* **PROBLEMA A RESOLVER**
Por favor, transcreva sem nenhuma alteração todas as linhas dos registros abaixo.

* **MATERIAL DESTA TAREFA**
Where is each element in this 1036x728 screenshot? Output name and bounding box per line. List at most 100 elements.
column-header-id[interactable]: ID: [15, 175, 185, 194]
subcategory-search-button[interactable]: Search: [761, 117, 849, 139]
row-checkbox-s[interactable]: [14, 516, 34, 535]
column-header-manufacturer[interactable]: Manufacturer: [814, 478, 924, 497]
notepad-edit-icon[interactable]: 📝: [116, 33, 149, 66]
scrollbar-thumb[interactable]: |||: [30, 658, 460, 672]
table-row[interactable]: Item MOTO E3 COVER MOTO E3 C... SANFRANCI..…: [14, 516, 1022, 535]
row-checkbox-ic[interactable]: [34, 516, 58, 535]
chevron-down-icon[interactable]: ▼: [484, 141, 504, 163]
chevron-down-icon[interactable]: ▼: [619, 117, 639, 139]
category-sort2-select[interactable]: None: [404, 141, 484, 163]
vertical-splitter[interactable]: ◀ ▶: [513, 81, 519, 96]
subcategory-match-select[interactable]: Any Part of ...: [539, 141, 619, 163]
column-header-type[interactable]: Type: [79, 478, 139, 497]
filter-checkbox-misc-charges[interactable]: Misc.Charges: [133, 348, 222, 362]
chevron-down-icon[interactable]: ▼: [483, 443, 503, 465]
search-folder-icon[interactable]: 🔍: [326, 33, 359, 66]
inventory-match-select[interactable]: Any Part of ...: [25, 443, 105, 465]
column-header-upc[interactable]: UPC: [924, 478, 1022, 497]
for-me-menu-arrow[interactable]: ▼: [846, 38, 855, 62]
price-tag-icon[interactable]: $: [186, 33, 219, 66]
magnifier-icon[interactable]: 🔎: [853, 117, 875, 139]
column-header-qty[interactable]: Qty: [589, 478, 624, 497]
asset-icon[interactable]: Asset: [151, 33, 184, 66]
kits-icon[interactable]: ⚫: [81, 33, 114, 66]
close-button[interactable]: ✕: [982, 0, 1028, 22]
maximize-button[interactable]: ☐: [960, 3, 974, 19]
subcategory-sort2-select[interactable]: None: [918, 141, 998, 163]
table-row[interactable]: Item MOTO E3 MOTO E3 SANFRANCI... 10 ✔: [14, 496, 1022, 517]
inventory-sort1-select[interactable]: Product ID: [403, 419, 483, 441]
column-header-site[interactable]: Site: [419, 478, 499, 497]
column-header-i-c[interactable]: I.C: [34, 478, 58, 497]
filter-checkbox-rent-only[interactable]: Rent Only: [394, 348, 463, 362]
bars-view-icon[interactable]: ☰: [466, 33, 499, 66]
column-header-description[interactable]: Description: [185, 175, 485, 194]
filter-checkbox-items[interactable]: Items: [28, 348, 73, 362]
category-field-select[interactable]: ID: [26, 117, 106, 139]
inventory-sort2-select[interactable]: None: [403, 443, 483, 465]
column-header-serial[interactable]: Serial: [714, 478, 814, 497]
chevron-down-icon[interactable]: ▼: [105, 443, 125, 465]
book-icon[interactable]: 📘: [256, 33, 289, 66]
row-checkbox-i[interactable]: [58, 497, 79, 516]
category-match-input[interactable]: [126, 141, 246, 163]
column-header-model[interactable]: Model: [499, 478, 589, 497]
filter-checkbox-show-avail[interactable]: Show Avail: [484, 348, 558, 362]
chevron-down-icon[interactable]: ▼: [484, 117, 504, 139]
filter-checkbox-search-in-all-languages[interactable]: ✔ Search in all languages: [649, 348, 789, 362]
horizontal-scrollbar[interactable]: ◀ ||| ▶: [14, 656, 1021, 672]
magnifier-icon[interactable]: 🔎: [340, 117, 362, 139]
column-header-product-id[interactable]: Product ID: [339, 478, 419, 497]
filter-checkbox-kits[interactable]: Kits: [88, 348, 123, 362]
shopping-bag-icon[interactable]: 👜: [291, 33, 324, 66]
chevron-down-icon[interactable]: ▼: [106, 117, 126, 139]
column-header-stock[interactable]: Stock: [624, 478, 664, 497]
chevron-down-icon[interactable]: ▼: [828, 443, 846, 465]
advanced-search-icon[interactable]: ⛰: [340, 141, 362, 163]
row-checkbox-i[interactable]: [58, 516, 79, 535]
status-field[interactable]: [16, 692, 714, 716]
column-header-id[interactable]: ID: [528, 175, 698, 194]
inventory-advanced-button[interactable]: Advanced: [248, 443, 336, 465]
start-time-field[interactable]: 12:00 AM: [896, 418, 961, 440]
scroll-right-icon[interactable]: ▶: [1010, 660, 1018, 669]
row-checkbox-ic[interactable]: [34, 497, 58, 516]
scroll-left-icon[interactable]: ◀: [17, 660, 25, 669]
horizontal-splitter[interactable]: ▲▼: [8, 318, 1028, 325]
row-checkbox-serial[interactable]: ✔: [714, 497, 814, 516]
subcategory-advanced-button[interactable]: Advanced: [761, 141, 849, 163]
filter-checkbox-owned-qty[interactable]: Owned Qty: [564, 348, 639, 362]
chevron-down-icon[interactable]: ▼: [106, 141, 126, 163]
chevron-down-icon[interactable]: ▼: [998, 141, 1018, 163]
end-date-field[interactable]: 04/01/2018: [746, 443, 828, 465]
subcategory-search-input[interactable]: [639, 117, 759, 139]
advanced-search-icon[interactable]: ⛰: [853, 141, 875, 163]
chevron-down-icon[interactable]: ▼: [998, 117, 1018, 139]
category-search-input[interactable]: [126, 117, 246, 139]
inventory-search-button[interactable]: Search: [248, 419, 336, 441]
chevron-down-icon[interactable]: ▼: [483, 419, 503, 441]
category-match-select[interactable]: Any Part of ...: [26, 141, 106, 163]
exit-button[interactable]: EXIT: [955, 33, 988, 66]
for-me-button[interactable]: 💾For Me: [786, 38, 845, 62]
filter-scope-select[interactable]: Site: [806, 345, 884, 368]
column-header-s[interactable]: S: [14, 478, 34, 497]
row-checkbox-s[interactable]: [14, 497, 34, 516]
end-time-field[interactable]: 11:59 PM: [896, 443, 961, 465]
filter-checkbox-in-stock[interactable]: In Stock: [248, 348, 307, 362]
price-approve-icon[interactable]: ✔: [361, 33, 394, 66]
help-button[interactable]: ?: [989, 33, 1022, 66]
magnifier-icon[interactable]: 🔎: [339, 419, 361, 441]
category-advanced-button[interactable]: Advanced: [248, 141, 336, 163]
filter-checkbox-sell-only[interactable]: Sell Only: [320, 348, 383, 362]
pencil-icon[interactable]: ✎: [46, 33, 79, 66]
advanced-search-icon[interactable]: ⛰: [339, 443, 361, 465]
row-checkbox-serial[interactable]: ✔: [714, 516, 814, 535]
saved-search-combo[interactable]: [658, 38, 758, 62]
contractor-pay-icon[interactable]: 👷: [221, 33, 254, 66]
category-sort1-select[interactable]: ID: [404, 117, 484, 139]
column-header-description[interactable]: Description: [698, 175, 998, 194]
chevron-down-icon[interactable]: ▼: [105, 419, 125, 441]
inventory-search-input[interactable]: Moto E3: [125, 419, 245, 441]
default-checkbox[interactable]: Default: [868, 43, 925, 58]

* **A RESPOSTA**
Where is each element in this 1036x728 screenshot? Output name and bounding box per line. List at most 100 elements.
column-header-id[interactable]: ID: [15, 175, 185, 194]
subcategory-search-button[interactable]: Search: [761, 117, 849, 139]
row-checkbox-s[interactable]: [14, 516, 34, 535]
column-header-manufacturer[interactable]: Manufacturer: [814, 478, 924, 497]
notepad-edit-icon[interactable]: 📝: [116, 33, 149, 66]
scrollbar-thumb[interactable]: |||: [30, 658, 460, 672]
table-row[interactable]: Item MOTO E3 COVER MOTO E3 C... SANFRANCI..…: [14, 516, 1022, 535]
row-checkbox-ic[interactable]: [34, 516, 58, 535]
chevron-down-icon[interactable]: ▼: [484, 141, 504, 163]
chevron-down-icon[interactable]: ▼: [619, 117, 639, 139]
category-sort2-select[interactable]: None: [404, 141, 484, 163]
vertical-splitter[interactable]: ◀ ▶: [513, 81, 519, 96]
subcategory-match-select[interactable]: Any Part of ...: [539, 141, 619, 163]
column-header-type[interactable]: Type: [79, 478, 139, 497]
filter-checkbox-misc-charges[interactable]: Misc.Charges: [133, 348, 222, 362]
chevron-down-icon[interactable]: ▼: [483, 443, 503, 465]
search-folder-icon[interactable]: 🔍: [326, 33, 359, 66]
inventory-match-select[interactable]: Any Part of ...: [25, 443, 105, 465]
column-header-upc[interactable]: UPC: [924, 478, 1022, 497]
for-me-menu-arrow[interactable]: ▼: [846, 38, 855, 62]
price-tag-icon[interactable]: $: [186, 33, 219, 66]
magnifier-icon[interactable]: 🔎: [853, 117, 875, 139]
column-header-qty[interactable]: Qty: [589, 478, 624, 497]
asset-icon[interactable]: Asset: [151, 33, 184, 66]
kits-icon[interactable]: ⚫: [81, 33, 114, 66]
close-button[interactable]: ✕: [982, 0, 1028, 22]
maximize-button[interactable]: ☐: [960, 3, 974, 19]
subcategory-sort2-select[interactable]: None: [918, 141, 998, 163]
table-row[interactable]: Item MOTO E3 MOTO E3 SANFRANCI... 10 ✔: [14, 496, 1022, 517]
inventory-sort1-select[interactable]: Product ID: [403, 419, 483, 441]
column-header-site[interactable]: Site: [419, 478, 499, 497]
column-header-i-c[interactable]: I.C: [34, 478, 58, 497]
filter-checkbox-rent-only[interactable]: Rent Only: [394, 348, 463, 362]
bars-view-icon[interactable]: ☰: [466, 33, 499, 66]
column-header-description[interactable]: Description: [185, 175, 485, 194]
filter-checkbox-items[interactable]: Items: [28, 348, 73, 362]
category-field-select[interactable]: ID: [26, 117, 106, 139]
inventory-sort2-select[interactable]: None: [403, 443, 483, 465]
column-header-serial[interactable]: Serial: [714, 478, 814, 497]
chevron-down-icon[interactable]: ▼: [105, 443, 125, 465]
book-icon[interactable]: 📘: [256, 33, 289, 66]
row-checkbox-i[interactable]: [58, 497, 79, 516]
category-match-input[interactable]: [126, 141, 246, 163]
column-header-model[interactable]: Model: [499, 478, 589, 497]
filter-checkbox-show-avail[interactable]: Show Avail: [484, 348, 558, 362]
chevron-down-icon[interactable]: ▼: [484, 117, 504, 139]
filter-checkbox-search-in-all-languages[interactable]: ✔ Search in all languages: [649, 348, 789, 362]
horizontal-scrollbar[interactable]: ◀ ||| ▶: [14, 656, 1021, 672]
magnifier-icon[interactable]: 🔎: [340, 117, 362, 139]
column-header-product-id[interactable]: Product ID: [339, 478, 419, 497]
filter-checkbox-kits[interactable]: Kits: [88, 348, 123, 362]
shopping-bag-icon[interactable]: 👜: [291, 33, 324, 66]
chevron-down-icon[interactable]: ▼: [106, 117, 126, 139]
column-header-stock[interactable]: Stock: [624, 478, 664, 497]
chevron-down-icon[interactable]: ▼: [828, 443, 846, 465]
advanced-search-icon[interactable]: ⛰: [340, 141, 362, 163]
row-checkbox-i[interactable]: [58, 516, 79, 535]
status-field[interactable]: [16, 692, 714, 716]
column-header-id[interactable]: ID: [528, 175, 698, 194]
inventory-advanced-button[interactable]: Advanced: [248, 443, 336, 465]
start-time-field[interactable]: 12:00 AM: [896, 418, 961, 440]
scroll-right-icon[interactable]: ▶: [1010, 660, 1018, 669]
row-checkbox-ic[interactable]: [34, 497, 58, 516]
scroll-left-icon[interactable]: ◀: [17, 660, 25, 669]
horizontal-splitter[interactable]: ▲▼: [8, 318, 1028, 325]
row-checkbox-serial[interactable]: ✔: [714, 497, 814, 516]
subcategory-advanced-button[interactable]: Advanced: [761, 141, 849, 163]
filter-checkbox-owned-qty[interactable]: Owned Qty: [564, 348, 639, 362]
chevron-down-icon[interactable]: ▼: [106, 141, 126, 163]
chevron-down-icon[interactable]: ▼: [998, 141, 1018, 163]
end-date-field[interactable]: 04/01/2018: [746, 443, 828, 465]
subcategory-search-input[interactable]: [639, 117, 759, 139]
advanced-search-icon[interactable]: ⛰: [853, 141, 875, 163]
chevron-down-icon[interactable]: ▼: [998, 117, 1018, 139]
category-search-input[interactable]: [126, 117, 246, 139]
inventory-search-button[interactable]: Search: [248, 419, 336, 441]
chevron-down-icon[interactable]: ▼: [483, 419, 503, 441]
category-match-select[interactable]: Any Part of ...: [26, 141, 106, 163]
exit-button[interactable]: EXIT: [955, 33, 988, 66]
for-me-button[interactable]: 💾For Me: [786, 38, 845, 62]
filter-scope-select[interactable]: Site: [806, 345, 884, 368]
column-header-s[interactable]: S: [14, 478, 34, 497]
row-checkbox-s[interactable]: [14, 497, 34, 516]
end-time-field[interactable]: 11:59 PM: [896, 443, 961, 465]
filter-checkbox-in-stock[interactable]: In Stock: [248, 348, 307, 362]
price-approve-icon[interactable]: ✔: [361, 33, 394, 66]
help-button[interactable]: ?: [989, 33, 1022, 66]
magnifier-icon[interactable]: 🔎: [339, 419, 361, 441]
category-advanced-button[interactable]: Advanced: [248, 141, 336, 163]
filter-checkbox-sell-only[interactable]: Sell Only: [320, 348, 383, 362]
pencil-icon[interactable]: ✎: [46, 33, 79, 66]
advanced-search-icon[interactable]: ⛰: [339, 443, 361, 465]
row-checkbox-serial[interactable]: ✔: [714, 516, 814, 535]
saved-search-combo[interactable]: [658, 38, 758, 62]
contractor-pay-icon[interactable]: 👷: [221, 33, 254, 66]
category-sort1-select[interactable]: ID: [404, 117, 484, 139]
column-header-description[interactable]: Description: [698, 175, 998, 194]
chevron-down-icon[interactable]: ▼: [105, 419, 125, 441]
inventory-search-input[interactable]: Moto E3: [125, 419, 245, 441]
default-checkbox[interactable]: Default: [868, 43, 925, 58]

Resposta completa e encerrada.